[Stored items]
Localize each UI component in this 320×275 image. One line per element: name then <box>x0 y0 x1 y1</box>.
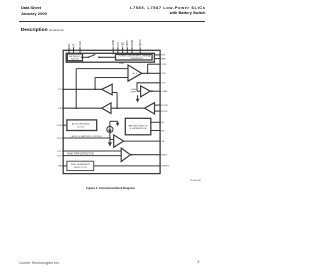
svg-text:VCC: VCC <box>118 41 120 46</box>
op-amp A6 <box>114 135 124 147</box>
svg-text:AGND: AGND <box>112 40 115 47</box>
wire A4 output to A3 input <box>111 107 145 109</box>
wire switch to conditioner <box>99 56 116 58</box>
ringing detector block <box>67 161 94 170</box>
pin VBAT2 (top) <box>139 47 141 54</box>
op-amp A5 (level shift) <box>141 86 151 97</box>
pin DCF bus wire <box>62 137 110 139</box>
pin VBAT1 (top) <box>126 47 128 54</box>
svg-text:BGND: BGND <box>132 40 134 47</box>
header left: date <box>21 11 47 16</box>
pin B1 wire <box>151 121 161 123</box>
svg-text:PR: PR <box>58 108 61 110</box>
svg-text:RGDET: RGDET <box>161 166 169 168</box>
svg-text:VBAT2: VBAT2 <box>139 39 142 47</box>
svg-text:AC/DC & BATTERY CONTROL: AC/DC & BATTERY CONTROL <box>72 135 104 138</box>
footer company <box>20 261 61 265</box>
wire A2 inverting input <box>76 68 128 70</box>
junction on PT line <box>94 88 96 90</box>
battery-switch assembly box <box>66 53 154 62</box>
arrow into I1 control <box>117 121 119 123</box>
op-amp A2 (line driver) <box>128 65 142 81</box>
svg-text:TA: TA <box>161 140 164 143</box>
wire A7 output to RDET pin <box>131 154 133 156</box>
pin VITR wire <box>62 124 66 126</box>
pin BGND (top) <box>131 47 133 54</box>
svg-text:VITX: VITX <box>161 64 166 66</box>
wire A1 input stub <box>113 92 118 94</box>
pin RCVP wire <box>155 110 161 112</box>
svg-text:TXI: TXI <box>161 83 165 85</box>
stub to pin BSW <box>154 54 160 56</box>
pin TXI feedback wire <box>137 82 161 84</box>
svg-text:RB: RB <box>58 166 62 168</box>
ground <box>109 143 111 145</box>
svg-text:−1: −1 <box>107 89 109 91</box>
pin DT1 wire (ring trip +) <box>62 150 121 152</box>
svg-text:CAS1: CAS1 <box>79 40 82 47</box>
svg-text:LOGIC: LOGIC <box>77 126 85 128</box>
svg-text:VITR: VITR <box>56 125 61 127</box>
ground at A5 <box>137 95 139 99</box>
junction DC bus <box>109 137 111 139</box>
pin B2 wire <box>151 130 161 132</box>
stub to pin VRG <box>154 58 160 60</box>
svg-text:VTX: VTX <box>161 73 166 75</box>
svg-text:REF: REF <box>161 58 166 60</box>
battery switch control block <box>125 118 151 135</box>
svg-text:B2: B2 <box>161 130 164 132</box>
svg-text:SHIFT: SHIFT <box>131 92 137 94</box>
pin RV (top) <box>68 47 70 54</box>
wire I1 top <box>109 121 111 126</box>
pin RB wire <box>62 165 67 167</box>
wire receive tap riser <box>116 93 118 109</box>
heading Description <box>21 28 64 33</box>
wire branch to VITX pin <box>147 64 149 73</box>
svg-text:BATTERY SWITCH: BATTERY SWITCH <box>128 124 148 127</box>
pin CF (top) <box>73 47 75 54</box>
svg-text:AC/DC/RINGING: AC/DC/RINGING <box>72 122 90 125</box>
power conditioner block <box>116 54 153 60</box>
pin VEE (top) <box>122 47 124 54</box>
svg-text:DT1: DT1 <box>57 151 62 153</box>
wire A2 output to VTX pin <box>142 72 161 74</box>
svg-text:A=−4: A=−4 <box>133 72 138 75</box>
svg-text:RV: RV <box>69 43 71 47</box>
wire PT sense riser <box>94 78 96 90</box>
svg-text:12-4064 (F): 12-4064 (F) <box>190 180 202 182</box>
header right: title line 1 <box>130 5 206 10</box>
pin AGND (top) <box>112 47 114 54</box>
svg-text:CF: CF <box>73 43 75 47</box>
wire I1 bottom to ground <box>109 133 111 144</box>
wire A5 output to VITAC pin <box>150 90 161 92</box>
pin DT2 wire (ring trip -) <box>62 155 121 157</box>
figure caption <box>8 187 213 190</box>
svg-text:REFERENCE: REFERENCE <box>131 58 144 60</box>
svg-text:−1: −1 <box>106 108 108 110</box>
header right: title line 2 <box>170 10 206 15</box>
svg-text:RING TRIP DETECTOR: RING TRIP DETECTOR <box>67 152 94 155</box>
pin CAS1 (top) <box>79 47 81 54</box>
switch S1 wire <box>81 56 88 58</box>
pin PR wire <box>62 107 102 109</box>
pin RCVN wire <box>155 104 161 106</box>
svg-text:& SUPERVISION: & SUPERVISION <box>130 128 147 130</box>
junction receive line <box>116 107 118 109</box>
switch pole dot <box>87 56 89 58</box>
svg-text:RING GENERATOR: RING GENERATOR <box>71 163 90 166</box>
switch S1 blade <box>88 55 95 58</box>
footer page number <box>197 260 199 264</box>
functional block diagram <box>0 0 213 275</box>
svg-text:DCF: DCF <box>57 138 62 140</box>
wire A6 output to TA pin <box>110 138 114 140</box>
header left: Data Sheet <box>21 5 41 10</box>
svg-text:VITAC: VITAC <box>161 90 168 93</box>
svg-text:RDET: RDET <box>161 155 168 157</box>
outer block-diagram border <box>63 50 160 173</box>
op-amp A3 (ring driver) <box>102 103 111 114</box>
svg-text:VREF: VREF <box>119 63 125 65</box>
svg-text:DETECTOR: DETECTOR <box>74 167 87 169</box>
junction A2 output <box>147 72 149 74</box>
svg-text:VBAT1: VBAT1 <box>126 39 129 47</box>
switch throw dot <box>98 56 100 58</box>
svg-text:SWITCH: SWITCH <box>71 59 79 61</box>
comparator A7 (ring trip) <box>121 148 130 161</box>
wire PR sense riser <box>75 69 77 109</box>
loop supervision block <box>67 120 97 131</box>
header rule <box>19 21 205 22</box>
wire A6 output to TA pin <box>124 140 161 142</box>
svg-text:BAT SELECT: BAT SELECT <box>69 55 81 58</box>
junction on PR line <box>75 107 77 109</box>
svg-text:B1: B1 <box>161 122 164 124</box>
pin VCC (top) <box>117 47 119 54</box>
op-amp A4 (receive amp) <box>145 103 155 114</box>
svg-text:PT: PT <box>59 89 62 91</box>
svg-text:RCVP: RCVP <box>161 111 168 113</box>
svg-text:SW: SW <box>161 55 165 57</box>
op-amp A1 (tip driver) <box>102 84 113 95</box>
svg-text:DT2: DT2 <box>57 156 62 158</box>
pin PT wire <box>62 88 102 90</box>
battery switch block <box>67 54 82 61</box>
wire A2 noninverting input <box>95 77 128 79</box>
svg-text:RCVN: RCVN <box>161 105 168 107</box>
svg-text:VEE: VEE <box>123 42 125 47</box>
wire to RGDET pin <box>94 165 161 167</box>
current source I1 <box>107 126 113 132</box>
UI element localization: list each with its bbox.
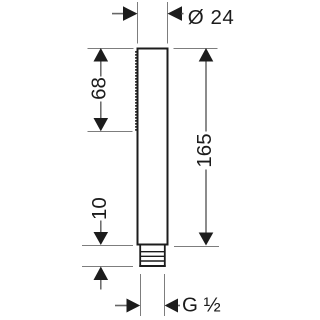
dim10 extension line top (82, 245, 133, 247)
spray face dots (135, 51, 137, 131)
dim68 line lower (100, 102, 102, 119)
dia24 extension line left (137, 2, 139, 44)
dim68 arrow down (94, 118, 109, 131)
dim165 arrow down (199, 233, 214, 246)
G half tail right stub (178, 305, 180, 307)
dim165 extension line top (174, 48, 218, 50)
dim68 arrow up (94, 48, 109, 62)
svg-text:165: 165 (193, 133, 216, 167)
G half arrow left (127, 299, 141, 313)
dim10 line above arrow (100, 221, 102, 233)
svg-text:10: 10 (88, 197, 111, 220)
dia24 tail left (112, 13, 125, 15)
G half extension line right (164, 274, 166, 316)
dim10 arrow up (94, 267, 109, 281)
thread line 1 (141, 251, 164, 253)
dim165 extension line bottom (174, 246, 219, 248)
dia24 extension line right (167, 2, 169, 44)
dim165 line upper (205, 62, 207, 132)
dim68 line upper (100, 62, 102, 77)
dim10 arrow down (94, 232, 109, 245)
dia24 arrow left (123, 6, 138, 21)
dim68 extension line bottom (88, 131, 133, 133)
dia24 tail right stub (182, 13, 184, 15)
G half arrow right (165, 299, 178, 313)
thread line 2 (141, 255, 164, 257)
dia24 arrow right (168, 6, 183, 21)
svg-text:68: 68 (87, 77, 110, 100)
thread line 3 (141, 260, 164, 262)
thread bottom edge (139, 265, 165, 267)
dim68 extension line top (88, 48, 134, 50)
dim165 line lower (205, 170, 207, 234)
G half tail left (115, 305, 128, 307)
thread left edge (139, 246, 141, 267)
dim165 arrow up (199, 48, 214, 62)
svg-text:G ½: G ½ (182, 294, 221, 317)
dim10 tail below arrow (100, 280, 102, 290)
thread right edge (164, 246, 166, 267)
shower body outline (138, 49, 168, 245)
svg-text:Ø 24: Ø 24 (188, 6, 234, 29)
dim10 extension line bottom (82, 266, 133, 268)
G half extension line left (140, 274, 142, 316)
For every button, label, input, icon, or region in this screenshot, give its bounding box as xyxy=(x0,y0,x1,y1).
---
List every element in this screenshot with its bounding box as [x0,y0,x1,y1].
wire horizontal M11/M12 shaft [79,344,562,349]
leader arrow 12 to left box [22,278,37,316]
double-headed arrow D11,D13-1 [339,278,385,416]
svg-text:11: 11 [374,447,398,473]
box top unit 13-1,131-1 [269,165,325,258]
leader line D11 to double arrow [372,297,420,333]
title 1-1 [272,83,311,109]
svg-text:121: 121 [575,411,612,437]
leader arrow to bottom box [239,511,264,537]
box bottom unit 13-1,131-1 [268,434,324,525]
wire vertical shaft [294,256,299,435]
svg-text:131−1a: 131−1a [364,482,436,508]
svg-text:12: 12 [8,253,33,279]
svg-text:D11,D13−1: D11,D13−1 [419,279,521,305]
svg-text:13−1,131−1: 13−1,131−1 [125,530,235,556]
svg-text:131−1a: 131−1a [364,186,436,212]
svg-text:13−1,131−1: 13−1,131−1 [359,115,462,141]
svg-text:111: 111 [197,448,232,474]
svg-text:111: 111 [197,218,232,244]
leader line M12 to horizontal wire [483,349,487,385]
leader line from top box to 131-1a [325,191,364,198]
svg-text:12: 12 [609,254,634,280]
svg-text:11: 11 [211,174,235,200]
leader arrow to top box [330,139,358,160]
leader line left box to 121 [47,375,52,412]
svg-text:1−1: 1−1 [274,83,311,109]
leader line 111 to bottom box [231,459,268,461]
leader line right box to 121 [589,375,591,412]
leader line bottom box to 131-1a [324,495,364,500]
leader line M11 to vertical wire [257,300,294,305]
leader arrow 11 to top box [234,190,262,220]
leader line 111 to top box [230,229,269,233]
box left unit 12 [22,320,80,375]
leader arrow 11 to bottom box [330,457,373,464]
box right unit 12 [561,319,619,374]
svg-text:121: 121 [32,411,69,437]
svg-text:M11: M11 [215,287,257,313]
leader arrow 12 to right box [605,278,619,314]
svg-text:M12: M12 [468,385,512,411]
* * *
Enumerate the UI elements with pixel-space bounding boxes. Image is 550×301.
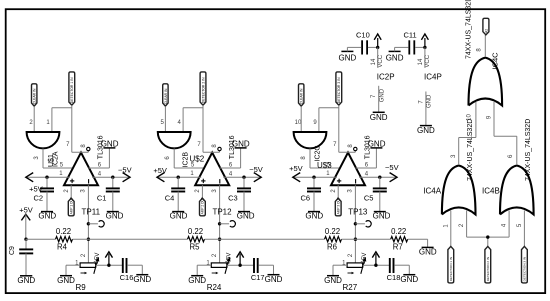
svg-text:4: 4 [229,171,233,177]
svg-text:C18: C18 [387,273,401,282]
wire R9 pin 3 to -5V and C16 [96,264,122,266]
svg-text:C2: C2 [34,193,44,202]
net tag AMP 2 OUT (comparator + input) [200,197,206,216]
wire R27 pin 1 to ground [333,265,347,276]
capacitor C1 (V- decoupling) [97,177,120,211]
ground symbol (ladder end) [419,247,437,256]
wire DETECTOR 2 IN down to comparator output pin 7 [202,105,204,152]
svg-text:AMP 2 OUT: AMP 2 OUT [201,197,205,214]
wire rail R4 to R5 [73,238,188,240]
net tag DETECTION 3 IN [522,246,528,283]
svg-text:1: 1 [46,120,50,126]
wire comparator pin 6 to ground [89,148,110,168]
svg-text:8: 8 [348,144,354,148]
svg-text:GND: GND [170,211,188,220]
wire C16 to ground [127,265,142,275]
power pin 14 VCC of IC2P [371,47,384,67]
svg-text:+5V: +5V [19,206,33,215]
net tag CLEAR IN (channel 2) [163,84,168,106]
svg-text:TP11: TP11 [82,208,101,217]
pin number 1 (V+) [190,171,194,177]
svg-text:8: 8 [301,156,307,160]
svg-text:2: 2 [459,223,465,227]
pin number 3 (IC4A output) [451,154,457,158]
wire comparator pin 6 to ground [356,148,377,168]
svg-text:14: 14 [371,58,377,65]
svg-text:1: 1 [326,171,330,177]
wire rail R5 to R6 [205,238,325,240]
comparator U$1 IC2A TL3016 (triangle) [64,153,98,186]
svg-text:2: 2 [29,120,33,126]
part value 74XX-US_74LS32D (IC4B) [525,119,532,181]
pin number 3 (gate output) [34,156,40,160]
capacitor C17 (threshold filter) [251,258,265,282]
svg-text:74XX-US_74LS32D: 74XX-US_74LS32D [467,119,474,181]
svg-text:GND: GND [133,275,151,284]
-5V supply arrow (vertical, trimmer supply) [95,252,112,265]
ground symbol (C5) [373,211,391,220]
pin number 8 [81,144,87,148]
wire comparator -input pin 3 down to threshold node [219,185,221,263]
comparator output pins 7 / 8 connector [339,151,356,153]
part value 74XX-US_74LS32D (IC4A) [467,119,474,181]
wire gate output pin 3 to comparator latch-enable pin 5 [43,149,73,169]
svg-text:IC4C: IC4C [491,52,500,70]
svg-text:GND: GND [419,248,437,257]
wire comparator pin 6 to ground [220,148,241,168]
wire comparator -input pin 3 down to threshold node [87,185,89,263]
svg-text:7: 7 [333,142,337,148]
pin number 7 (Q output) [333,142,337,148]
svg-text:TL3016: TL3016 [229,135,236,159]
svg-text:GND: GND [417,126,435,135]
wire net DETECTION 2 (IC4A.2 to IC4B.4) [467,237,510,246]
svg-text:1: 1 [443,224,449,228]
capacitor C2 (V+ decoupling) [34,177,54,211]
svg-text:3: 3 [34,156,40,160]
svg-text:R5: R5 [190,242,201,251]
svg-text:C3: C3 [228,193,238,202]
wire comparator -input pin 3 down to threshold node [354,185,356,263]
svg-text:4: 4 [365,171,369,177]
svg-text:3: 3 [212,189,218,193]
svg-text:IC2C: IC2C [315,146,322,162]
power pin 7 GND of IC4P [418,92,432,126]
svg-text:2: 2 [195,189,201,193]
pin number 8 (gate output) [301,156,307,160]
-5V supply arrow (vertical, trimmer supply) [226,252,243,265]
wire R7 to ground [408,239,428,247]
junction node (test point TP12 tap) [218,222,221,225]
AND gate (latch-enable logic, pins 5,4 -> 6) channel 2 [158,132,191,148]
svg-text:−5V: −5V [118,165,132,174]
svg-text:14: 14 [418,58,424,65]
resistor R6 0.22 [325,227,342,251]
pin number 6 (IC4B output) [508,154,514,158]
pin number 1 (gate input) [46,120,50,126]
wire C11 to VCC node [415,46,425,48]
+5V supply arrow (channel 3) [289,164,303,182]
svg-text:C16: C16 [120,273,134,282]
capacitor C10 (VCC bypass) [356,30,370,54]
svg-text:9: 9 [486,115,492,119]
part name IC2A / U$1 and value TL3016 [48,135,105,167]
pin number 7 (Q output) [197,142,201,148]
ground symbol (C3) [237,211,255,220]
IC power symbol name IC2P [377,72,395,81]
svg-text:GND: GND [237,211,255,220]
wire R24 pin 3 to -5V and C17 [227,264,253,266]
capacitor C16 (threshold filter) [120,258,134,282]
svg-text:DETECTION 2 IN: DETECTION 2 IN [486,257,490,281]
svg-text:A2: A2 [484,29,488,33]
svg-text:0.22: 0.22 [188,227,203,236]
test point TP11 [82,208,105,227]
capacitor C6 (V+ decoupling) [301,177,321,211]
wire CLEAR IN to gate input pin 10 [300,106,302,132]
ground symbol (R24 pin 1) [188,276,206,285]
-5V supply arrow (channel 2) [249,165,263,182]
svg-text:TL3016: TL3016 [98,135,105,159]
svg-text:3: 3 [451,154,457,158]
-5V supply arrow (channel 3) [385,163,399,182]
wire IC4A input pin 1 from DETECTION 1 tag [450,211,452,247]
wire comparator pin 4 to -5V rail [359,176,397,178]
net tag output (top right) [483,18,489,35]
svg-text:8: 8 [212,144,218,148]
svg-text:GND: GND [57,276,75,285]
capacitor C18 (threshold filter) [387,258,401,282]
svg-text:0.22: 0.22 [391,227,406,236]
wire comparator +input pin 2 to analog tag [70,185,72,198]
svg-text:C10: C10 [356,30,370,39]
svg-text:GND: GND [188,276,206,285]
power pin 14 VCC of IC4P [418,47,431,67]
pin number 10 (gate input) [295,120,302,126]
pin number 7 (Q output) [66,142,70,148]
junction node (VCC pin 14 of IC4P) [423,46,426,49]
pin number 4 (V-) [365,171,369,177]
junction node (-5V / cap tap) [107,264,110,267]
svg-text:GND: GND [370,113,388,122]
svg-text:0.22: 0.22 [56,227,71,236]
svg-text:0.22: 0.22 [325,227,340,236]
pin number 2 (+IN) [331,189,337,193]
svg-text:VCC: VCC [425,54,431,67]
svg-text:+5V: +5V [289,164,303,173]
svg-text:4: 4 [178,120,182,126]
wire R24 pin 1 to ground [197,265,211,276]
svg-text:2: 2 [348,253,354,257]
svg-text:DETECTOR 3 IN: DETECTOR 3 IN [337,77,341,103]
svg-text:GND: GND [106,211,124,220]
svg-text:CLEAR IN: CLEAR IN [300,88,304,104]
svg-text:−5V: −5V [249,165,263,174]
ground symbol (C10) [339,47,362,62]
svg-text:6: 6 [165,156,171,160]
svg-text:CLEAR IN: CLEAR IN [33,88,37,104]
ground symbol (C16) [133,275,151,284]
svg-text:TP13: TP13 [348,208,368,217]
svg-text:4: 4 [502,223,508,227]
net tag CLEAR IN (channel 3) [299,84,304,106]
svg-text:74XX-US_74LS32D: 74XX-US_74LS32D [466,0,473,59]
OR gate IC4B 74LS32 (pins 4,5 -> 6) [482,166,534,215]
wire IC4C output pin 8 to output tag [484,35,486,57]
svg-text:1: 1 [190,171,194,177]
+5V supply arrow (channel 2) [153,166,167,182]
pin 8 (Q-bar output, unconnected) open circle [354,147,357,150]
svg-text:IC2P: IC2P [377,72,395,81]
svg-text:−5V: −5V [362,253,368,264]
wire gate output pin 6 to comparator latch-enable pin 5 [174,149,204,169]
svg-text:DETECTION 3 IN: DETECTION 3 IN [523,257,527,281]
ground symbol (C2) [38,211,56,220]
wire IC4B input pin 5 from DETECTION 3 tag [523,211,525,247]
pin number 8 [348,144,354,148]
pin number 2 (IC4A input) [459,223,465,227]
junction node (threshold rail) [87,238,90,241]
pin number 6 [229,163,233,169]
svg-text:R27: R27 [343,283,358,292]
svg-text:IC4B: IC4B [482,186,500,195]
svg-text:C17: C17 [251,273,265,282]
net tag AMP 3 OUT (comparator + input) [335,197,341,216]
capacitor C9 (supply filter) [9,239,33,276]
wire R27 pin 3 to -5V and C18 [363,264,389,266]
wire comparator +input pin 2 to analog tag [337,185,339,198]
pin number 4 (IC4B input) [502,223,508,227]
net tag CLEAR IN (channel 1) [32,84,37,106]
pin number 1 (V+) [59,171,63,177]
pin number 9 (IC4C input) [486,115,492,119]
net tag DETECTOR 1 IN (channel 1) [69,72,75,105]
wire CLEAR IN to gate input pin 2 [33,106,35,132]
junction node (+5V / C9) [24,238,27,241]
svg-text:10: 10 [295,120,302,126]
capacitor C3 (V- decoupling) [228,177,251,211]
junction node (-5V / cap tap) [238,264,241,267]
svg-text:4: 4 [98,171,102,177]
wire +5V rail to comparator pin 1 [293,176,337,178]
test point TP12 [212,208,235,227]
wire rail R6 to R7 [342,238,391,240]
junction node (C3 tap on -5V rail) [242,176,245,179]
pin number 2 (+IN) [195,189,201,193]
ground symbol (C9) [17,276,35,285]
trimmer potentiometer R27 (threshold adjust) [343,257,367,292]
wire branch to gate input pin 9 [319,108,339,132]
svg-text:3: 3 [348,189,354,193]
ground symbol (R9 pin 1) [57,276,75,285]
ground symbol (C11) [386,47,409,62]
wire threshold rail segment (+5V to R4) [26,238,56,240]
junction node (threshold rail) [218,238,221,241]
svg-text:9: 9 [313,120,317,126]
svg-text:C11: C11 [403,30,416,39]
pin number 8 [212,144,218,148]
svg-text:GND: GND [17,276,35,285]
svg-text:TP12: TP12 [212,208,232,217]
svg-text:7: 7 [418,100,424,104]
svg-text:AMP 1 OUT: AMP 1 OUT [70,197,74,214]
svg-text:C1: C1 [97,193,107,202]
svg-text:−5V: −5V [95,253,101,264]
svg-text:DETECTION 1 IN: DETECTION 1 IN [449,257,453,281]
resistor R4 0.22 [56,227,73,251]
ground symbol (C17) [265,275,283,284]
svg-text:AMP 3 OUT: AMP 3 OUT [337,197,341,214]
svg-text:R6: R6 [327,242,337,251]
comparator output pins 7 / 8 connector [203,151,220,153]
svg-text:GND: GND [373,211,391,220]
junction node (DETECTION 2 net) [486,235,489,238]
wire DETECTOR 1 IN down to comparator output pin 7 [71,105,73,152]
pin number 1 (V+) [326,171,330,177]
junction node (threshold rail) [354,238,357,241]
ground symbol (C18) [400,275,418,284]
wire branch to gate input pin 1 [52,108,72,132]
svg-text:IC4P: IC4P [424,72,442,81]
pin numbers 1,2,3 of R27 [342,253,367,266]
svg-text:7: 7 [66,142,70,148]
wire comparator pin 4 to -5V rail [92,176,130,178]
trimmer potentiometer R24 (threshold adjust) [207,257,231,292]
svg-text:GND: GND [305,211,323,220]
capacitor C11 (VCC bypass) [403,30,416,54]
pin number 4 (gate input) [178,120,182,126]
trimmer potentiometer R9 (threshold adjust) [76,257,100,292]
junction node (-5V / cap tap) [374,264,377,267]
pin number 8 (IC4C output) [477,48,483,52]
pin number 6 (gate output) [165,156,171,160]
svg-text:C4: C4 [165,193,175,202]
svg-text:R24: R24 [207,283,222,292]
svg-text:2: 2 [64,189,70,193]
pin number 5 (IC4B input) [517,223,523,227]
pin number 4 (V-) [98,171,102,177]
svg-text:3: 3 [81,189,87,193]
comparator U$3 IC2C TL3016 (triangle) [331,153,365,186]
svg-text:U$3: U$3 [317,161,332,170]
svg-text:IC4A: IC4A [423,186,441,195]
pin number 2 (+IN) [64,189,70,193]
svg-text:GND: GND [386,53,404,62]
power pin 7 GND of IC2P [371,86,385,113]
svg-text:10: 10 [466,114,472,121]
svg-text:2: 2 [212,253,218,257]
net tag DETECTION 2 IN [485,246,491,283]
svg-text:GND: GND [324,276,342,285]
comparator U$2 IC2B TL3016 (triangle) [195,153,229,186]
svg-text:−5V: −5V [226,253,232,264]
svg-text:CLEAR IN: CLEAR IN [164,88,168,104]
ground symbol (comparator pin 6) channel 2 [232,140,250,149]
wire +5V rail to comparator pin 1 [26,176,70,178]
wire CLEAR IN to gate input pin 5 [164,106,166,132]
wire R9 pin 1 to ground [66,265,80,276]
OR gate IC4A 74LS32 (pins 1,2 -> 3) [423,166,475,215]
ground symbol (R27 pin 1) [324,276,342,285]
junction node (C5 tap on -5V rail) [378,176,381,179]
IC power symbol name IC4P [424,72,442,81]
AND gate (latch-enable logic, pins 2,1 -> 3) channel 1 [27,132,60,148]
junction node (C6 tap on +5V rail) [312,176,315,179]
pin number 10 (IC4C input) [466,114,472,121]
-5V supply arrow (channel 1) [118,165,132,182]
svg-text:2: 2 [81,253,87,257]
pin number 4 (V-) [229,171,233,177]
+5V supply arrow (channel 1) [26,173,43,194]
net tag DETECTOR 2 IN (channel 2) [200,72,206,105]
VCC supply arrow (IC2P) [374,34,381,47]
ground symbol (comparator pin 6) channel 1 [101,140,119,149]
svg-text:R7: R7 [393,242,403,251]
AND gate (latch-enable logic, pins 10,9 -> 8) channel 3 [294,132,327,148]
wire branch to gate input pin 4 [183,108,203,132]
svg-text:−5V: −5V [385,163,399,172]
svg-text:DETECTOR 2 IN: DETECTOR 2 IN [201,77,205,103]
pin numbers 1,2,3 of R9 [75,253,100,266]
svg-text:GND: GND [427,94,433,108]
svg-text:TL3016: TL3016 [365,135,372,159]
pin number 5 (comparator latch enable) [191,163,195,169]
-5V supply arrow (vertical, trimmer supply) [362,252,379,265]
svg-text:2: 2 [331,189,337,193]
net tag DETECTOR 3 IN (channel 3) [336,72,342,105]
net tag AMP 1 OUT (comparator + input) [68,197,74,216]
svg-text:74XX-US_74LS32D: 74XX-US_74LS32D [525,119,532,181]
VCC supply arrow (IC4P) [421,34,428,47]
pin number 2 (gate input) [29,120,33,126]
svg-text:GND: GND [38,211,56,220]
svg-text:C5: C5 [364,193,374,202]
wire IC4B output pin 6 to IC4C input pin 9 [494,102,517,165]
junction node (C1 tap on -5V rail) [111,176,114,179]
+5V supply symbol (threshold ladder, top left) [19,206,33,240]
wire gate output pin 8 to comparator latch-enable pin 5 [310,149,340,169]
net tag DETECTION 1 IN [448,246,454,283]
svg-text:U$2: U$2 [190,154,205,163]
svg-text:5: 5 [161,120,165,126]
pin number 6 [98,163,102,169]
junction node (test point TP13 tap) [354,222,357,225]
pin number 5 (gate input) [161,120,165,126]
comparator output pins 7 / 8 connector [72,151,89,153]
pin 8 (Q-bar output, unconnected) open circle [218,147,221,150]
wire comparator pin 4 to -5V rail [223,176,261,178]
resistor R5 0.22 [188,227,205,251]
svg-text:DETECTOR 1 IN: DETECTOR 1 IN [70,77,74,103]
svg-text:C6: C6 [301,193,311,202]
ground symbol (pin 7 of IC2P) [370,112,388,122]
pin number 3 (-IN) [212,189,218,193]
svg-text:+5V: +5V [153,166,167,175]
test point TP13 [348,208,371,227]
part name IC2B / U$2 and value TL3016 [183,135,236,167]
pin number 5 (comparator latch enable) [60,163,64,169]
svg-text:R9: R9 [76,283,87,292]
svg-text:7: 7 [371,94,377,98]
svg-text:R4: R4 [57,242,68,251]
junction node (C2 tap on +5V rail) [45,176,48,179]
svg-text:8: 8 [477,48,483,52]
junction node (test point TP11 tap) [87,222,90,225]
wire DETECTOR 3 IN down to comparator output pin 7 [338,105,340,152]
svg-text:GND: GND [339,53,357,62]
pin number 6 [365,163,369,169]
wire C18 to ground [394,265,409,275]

| Given problem |
Reproduce the lines from the one containing "svg-text:4: 4 [229,171,233,177]" through the one containing "svg-text:8: 8 [348,144,354,148]", unchanged and including both of those lines.

| Response to the exercise |
svg-text:4: 4 [229,171,233,177]
svg-text:C18: C18 [387,273,401,282]
wire R9 pin 3 to -5V and C16 [96,264,122,266]
svg-text:C2: C2 [34,193,44,202]
net tag AMP 2 OUT (comparator + input) [200,197,206,216]
wire R27 pin 1 to ground [333,265,347,276]
capacitor C1 (V- decoupling) [97,177,120,211]
ground symbol (ladder end) [419,247,437,256]
wire DETECTOR 2 IN down to comparator output pin 7 [202,105,204,152]
svg-text:AMP 2 OUT: AMP 2 OUT [201,197,205,214]
wire rail R4 to R5 [73,238,188,240]
net tag DETECTION 3 IN [522,246,528,283]
svg-text:1: 1 [46,120,50,126]
wire comparator pin 6 to ground [89,148,110,168]
svg-text:8: 8 [348,144,354,148]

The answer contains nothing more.